> **WHAT IS NEEDED**
Your answer should be only a number: how many lines include the word "sliding".

── RECORDED INFORMATION ──

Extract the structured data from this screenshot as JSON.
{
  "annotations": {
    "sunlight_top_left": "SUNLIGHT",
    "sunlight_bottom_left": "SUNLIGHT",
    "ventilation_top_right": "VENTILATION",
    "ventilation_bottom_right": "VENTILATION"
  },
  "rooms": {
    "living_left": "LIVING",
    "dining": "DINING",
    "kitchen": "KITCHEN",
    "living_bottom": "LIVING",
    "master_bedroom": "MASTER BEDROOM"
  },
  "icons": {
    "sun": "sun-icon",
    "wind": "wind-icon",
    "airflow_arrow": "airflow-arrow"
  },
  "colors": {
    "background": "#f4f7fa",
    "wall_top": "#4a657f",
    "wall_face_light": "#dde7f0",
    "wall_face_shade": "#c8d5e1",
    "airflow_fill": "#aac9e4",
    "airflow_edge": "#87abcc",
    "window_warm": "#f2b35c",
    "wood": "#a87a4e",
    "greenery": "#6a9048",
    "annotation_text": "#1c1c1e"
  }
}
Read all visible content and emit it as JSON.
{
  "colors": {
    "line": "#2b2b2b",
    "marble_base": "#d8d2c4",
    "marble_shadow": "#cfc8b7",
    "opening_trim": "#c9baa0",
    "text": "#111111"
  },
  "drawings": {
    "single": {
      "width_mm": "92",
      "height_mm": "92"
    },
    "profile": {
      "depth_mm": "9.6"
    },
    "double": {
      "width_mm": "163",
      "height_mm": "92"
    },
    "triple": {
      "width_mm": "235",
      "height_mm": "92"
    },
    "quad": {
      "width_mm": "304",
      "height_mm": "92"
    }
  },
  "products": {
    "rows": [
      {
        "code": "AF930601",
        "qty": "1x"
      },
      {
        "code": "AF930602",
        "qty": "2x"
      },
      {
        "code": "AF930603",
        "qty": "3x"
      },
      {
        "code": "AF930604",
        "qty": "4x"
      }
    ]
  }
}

───
── RECORDED INFORMATION ──

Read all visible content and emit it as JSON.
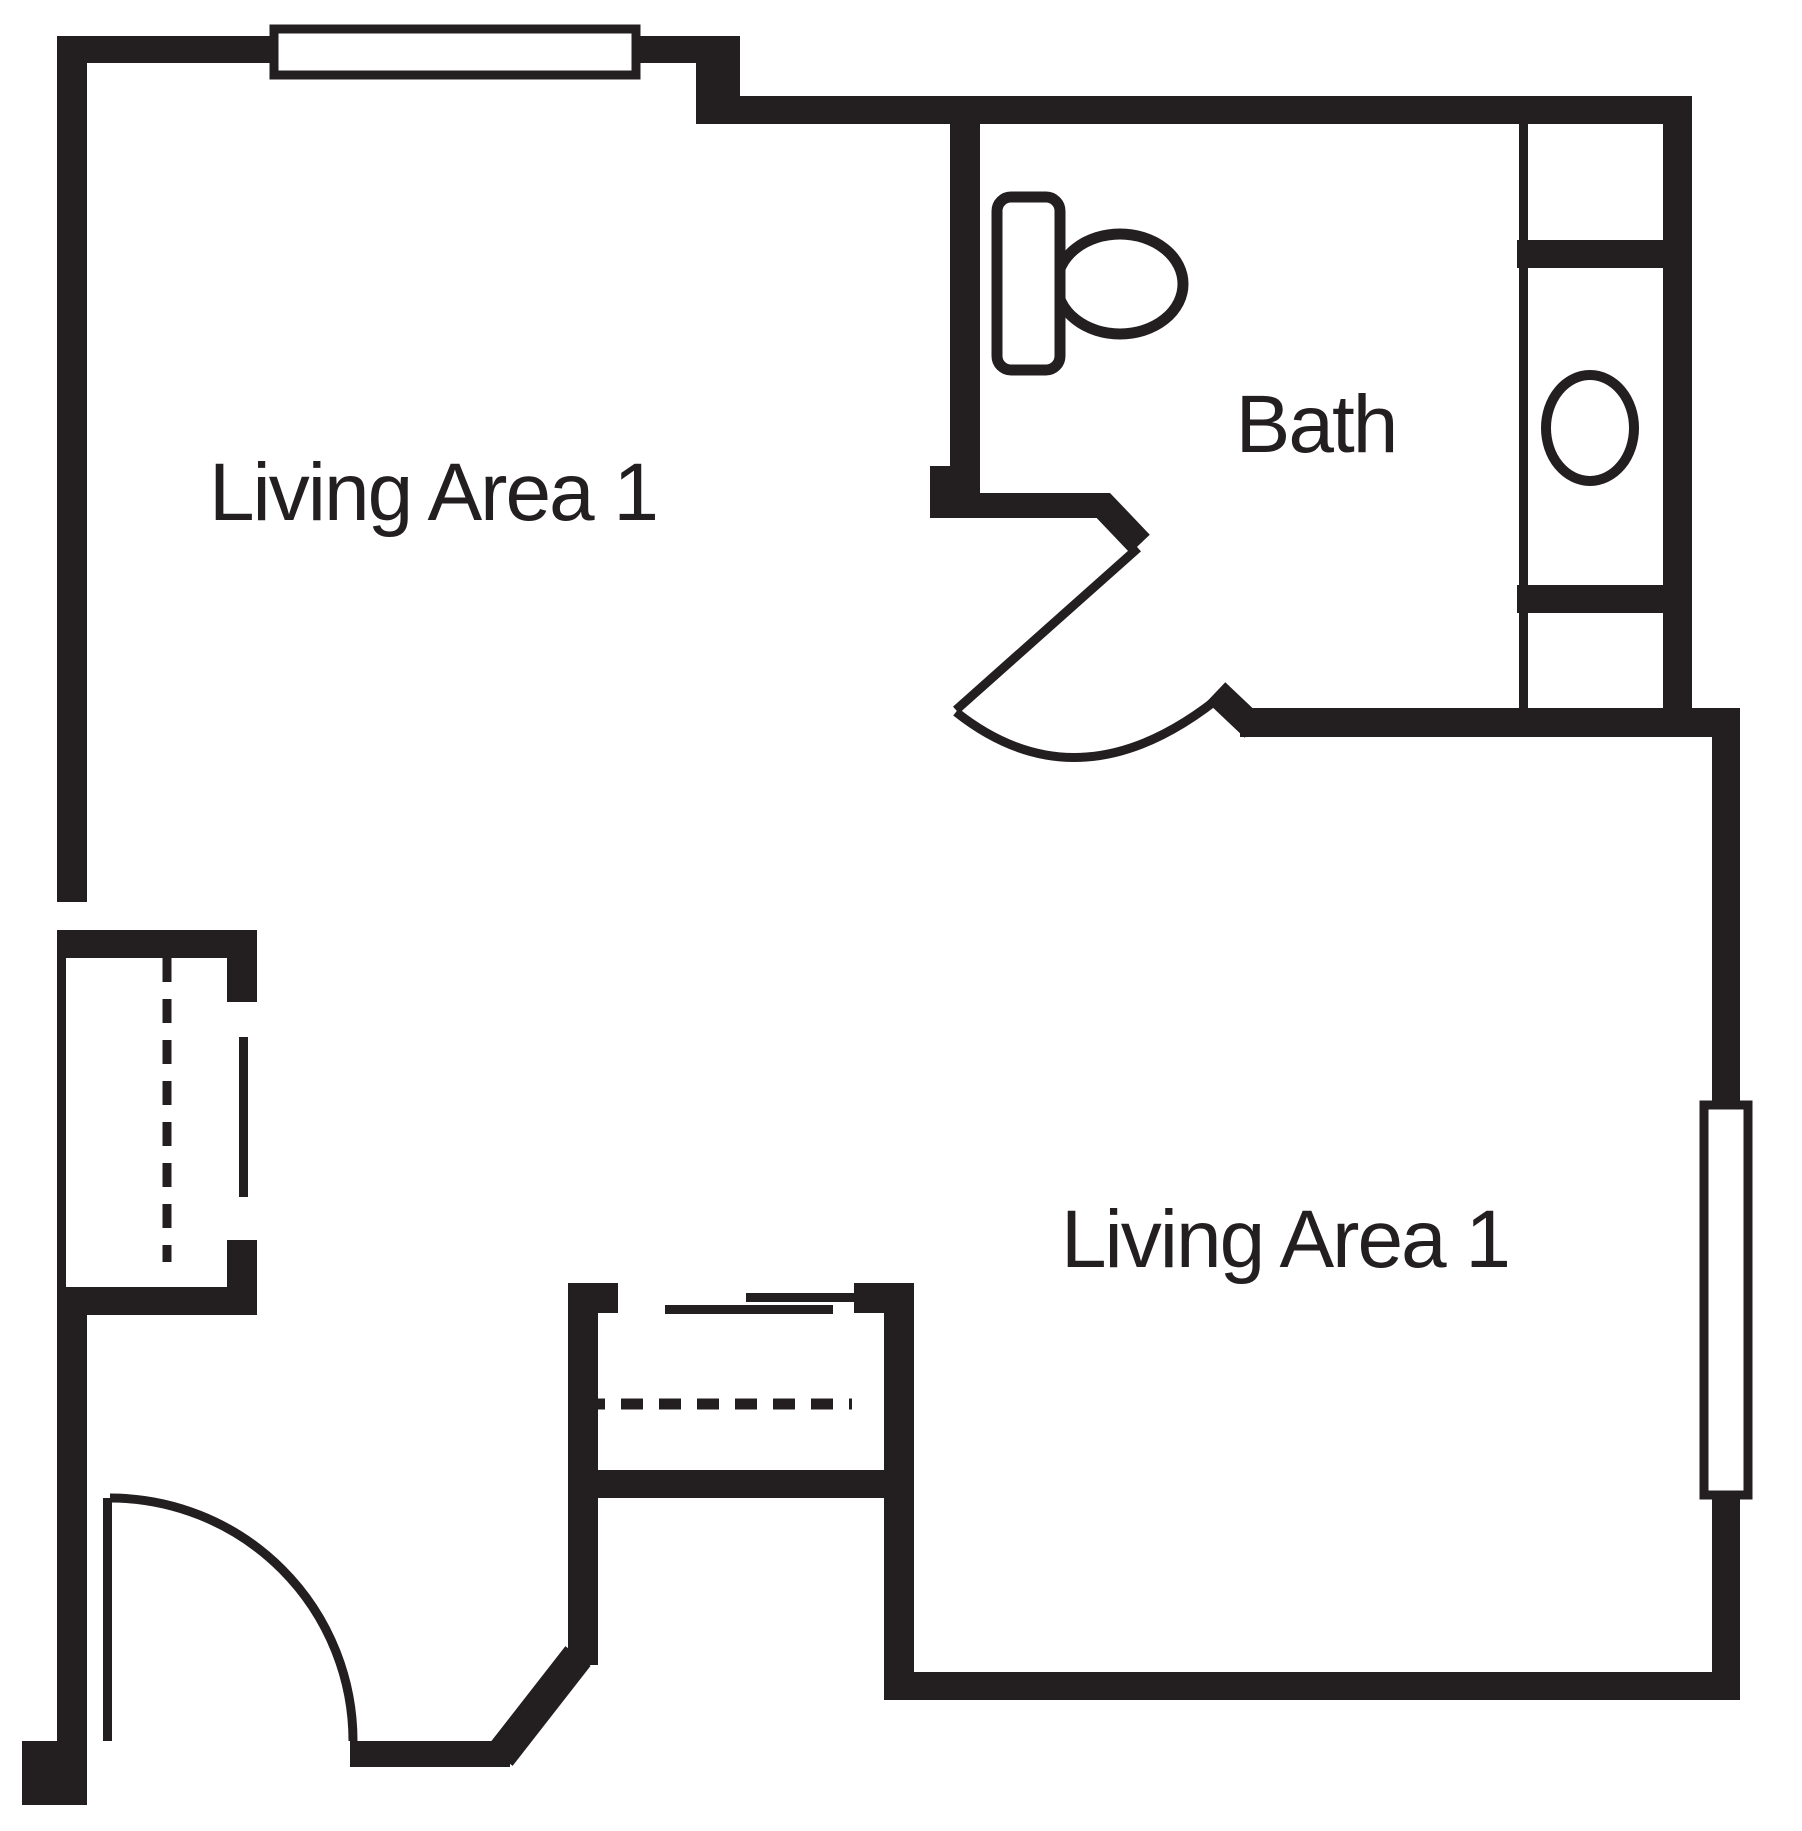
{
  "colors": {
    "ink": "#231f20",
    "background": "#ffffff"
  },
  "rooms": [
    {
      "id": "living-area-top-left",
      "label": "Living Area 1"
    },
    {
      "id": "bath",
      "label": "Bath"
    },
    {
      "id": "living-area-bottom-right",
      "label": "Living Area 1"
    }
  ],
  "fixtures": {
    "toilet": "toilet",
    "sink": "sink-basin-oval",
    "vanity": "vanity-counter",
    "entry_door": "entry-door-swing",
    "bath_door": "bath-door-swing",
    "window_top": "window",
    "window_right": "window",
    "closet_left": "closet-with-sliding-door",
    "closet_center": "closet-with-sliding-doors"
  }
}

───
── RECORDED INFORMATION ──

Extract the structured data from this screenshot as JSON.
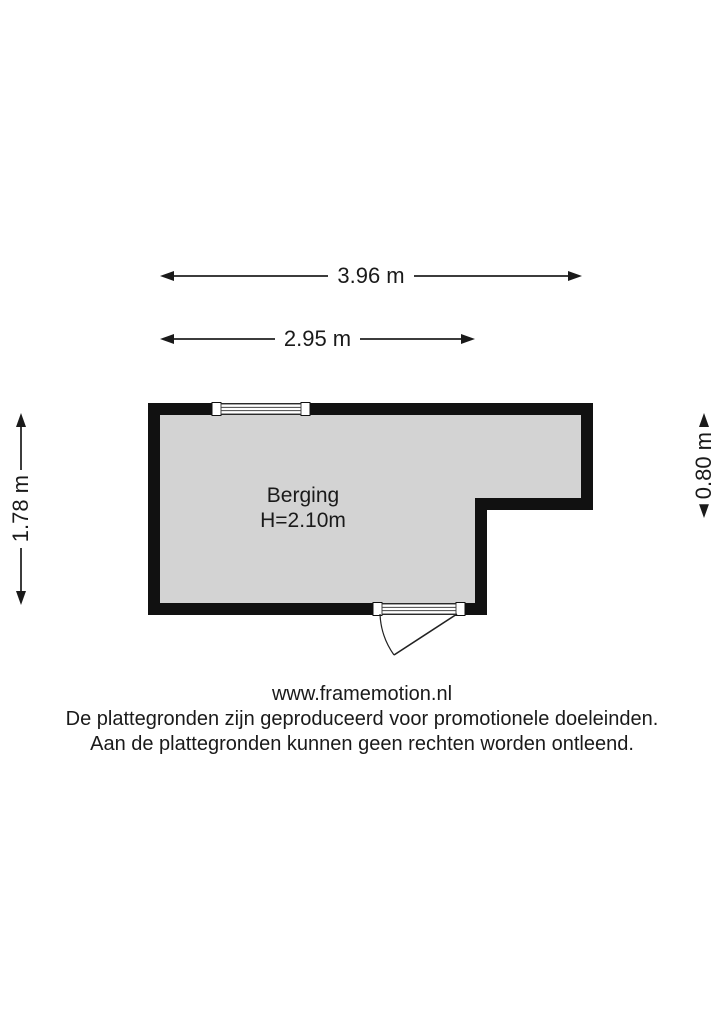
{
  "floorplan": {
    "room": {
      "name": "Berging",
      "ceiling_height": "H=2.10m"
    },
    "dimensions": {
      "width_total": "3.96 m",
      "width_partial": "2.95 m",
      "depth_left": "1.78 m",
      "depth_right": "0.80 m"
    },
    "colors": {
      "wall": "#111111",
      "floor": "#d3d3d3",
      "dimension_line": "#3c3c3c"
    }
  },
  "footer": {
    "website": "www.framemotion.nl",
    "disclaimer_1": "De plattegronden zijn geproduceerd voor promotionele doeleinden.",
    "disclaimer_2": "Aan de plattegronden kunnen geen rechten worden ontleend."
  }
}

───

> **RESPONSE TO THE TASK**
2